Reproduce the listing below exactly, minus its pictures.
** start of GIVEN RECORDS **
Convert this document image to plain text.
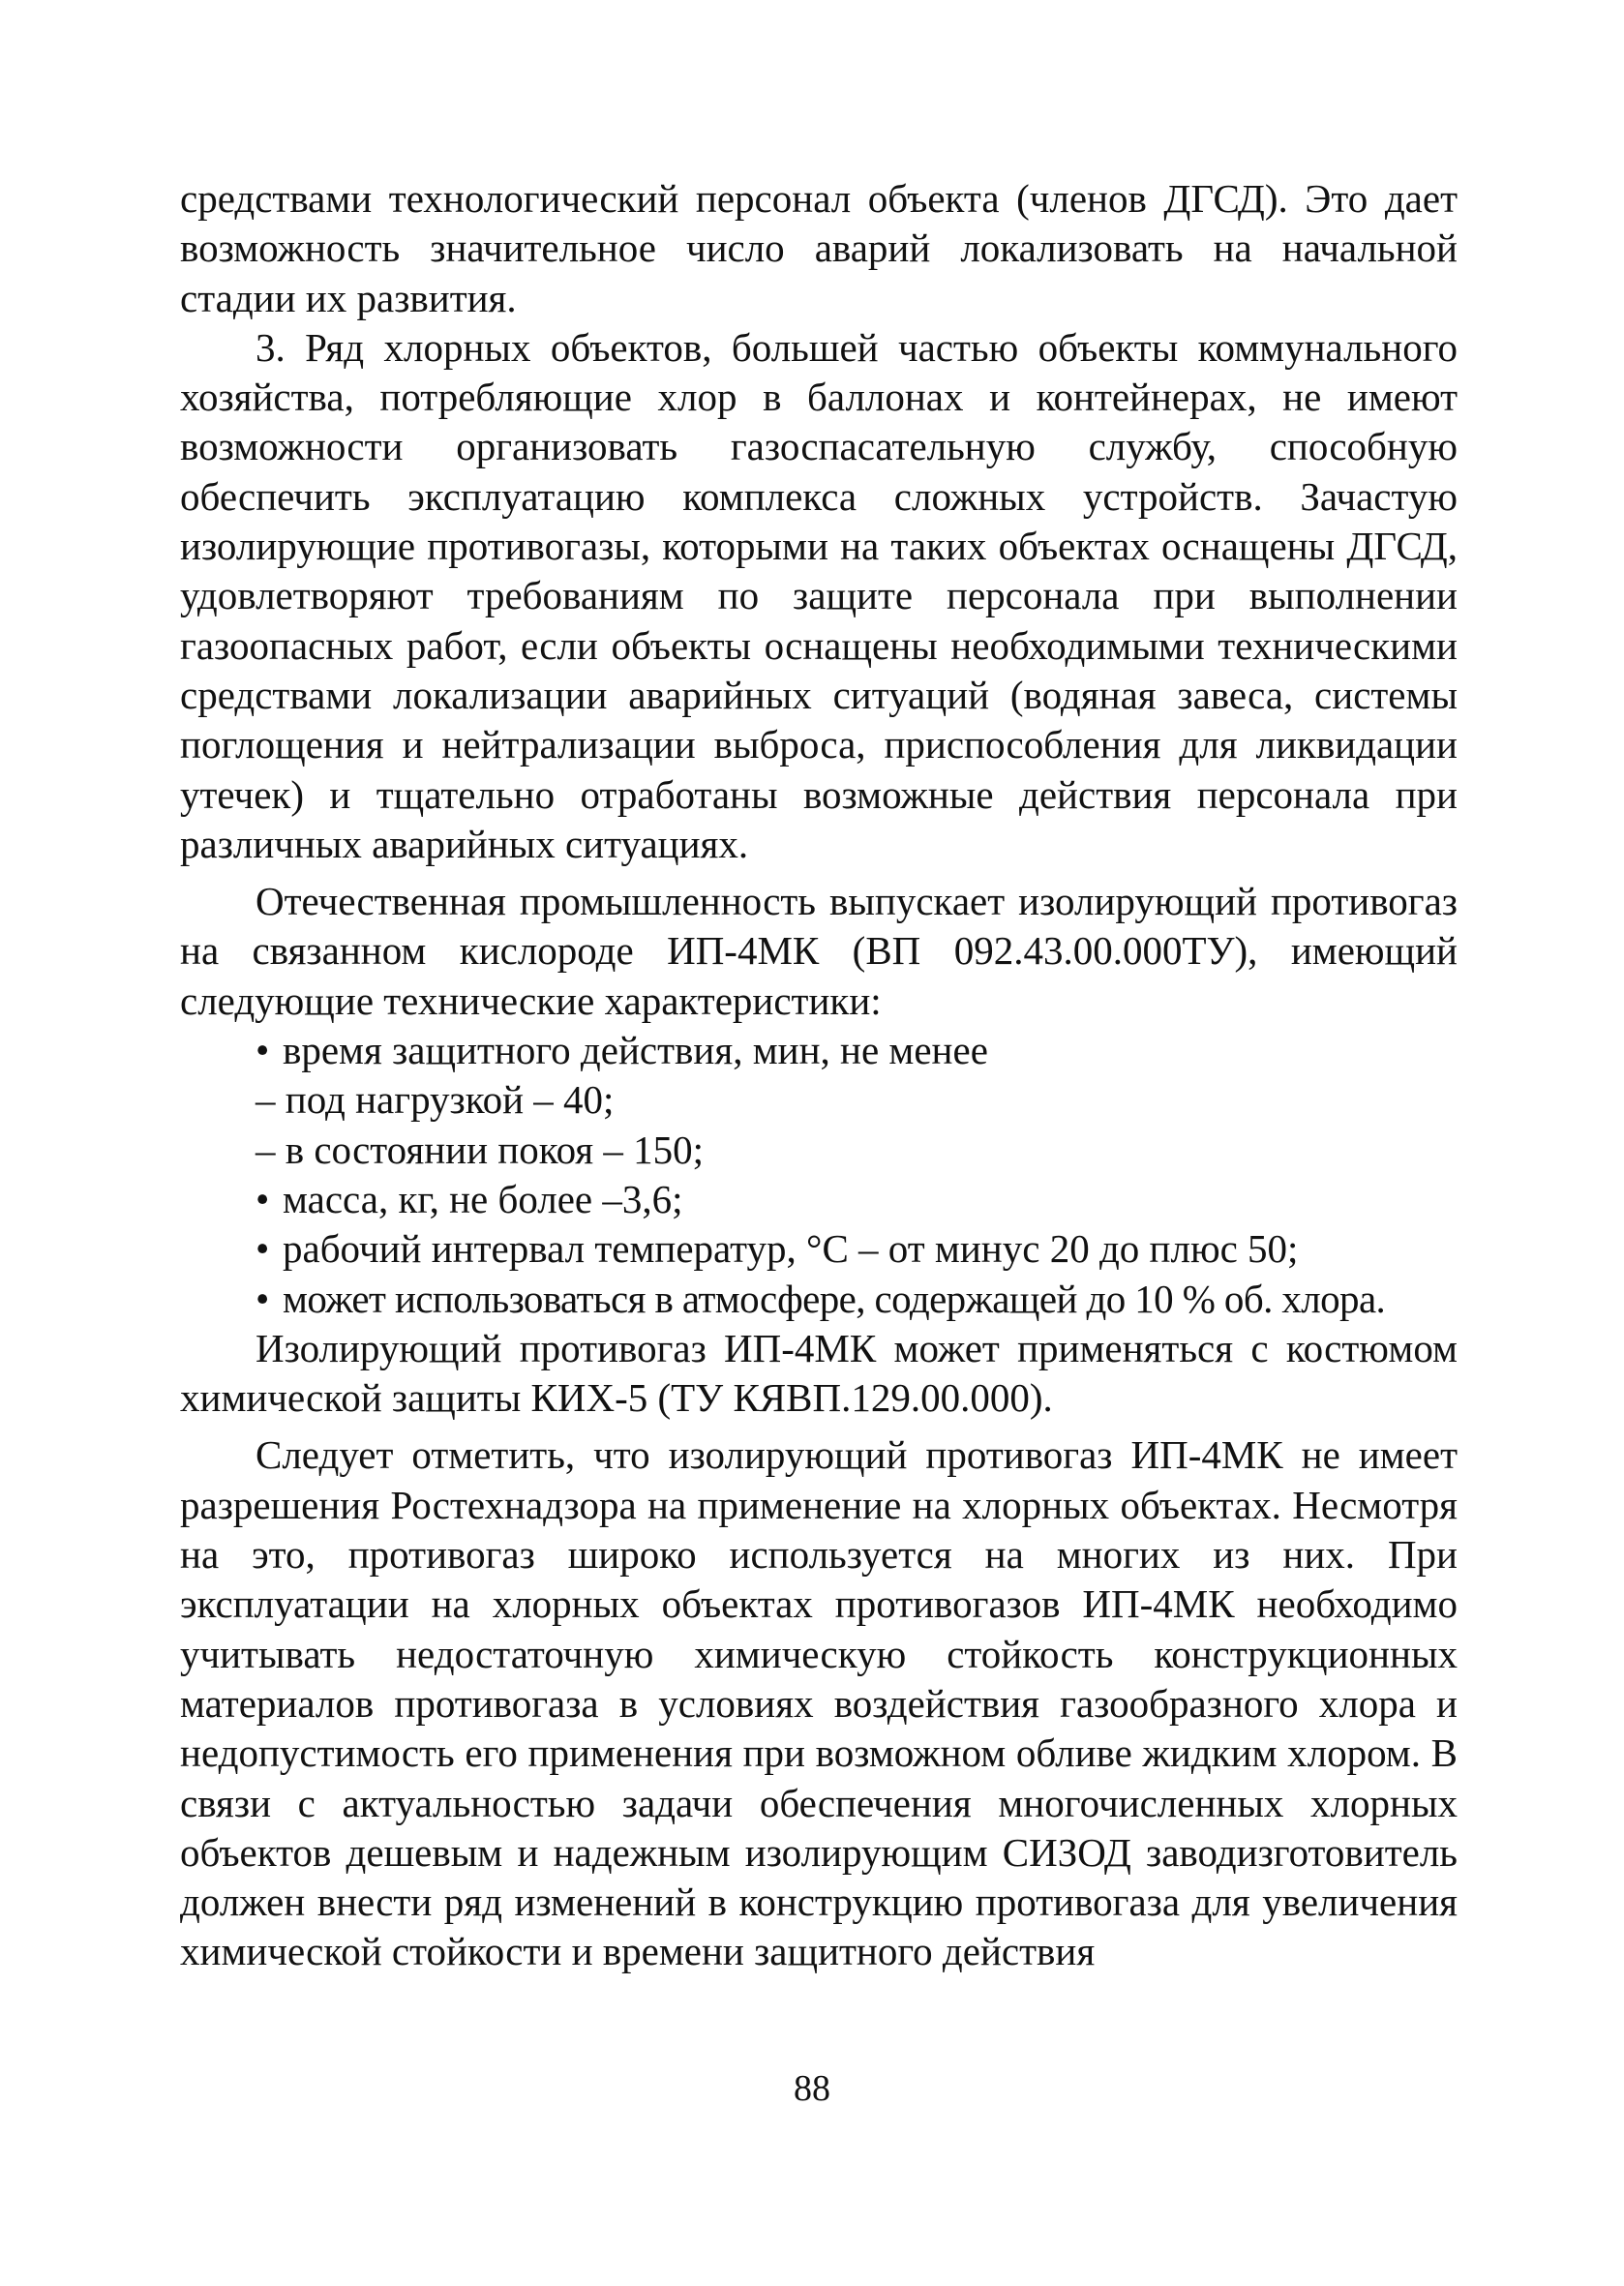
средствами технологический персонал объекта (членов ДГСД). Это дает возможность значительное число аварий локализовать на начальной стадии их развития.

3. Ряд хлорных объектов, большей частью объекты коммунального хозяйства, потребляющие хлор в баллонах и контейнерах, не имеют возможности организовать газоспасательную службу, способную обеспечить эксплуатацию комплекса сложных устройств. Зачастую изолирующие противогазы, которыми на таких объектах оснащены ДГСД, удовлетворяют требованиям по защите персонала при выполнении газоопасных работ, если объекты оснащены необходимыми техническими средствами локализации аварийных ситуаций (водяная завеса, системы поглощения и нейтрализации выброса, приспособления для ликвидации утечек) и тщательно отработаны возможные действия персонала при различных аварийных ситуациях.

Отечественная промышленность выпускает изолирующий противогаз на связанном кислороде ИП-4МК (ВП 092.43.00.000ТУ), имеющий следующие технические характеристики:

• время защитного действия, мин, не менее
– под нагрузкой – 40;
– в состоянии покоя – 150;
• масса, кг, не более –3,6;
• рабочий интервал температур, °С – от минус 20 до плюс 50;
• может использоваться в атмосфере, содержащей до 10 % об. хлора.

Изолирующий противогаз ИП-4МК может применяться с костюмом химической защиты КИХ-5 (ТУ КЯВП.129.00.000).

Следует отметить, что изолирующий противогаз ИП-4МК не имеет разрешения Ростехнадзора на применение на хлорных объектах. Несмотря на это, противогаз широко используется на многих из них. При эксплуатации на хлорных объектах противогазов ИП-4МК необходимо учитывать недостаточную химическую стойкость конструкционных материалов противогаза в условиях воздействия газообразного хлора и недопустимость его применения при возможном обливе жидким хлором. В связи с актуальностью задачи обеспечения многочисленных хлорных объектов дешевым и надежным изолирующим СИЗОД заводизготовитель должен внести ряд изменений в конструкцию противогаза для увеличения химической стойкости и времени защитного действия

88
** end of GIVEN RECORDS **
REPLY
Convert this document image to plain text.
средствами технологический персонал объекта (членов ДГСД). Это дает возможность значительное число аварий локализовать на начальной стадии их развития.

3. Ряд хлорных объектов, большей частью объекты коммунального хозяйства, потребляющие хлор в баллонах и контейнерах, не имеют возможности организовать газоспасательную службу, способную обеспечить эксплуатацию комплекса сложных устройств. Зачастую изолирующие противогазы, которыми на таких объектах оснащены ДГСД, удовлетворяют требованиям по защите персонала при выполнении газоопасных работ, если объекты оснащены необходимыми техническими средствами локализации аварийных ситуаций (водяная завеса, системы поглощения и нейтрализации выброса, приспособления для ликвидации утечек) и тщательно отработаны возможные действия персонала при различных аварийных ситуациях.

Отечественная промышленность выпускает изолирующий противогаз на связанном кислороде ИП-4МК (ВП 092.43.00.000ТУ), имеющий следующие технические характеристики:

• время защитного действия, мин, не менее
– под нагрузкой – 40;
– в состоянии покоя – 150;
• масса, кг, не более –3,6;
• рабочий интервал температур, °С – от минус 20 до плюс 50;
• может использоваться в атмосфере, содержащей до 10 % об. хлора.

Изолирующий противогаз ИП-4МК может применяться с костюмом химической защиты КИХ-5 (ТУ КЯВП.129.00.000).

Следует отметить, что изолирующий противогаз ИП-4МК не имеет разрешения Ростехнадзора на применение на хлорных объектах. Несмотря на это, противогаз широко используется на многих из них. При эксплуатации на хлорных объектах противогазов ИП-4МК необходимо учитывать недостаточную химическую стойкость конструкционных материалов противогаза в условиях воздействия газообразного хлора и недопустимость его применения при возможном обливе жидким хлором. В связи с актуальностью задачи обеспечения многочисленных хлорных объектов дешевым и надежным изолирующим СИЗОД заводизготовитель должен внести ряд изменений в конструкцию противогаза для увеличения химической стойкости и времени защитного действия

88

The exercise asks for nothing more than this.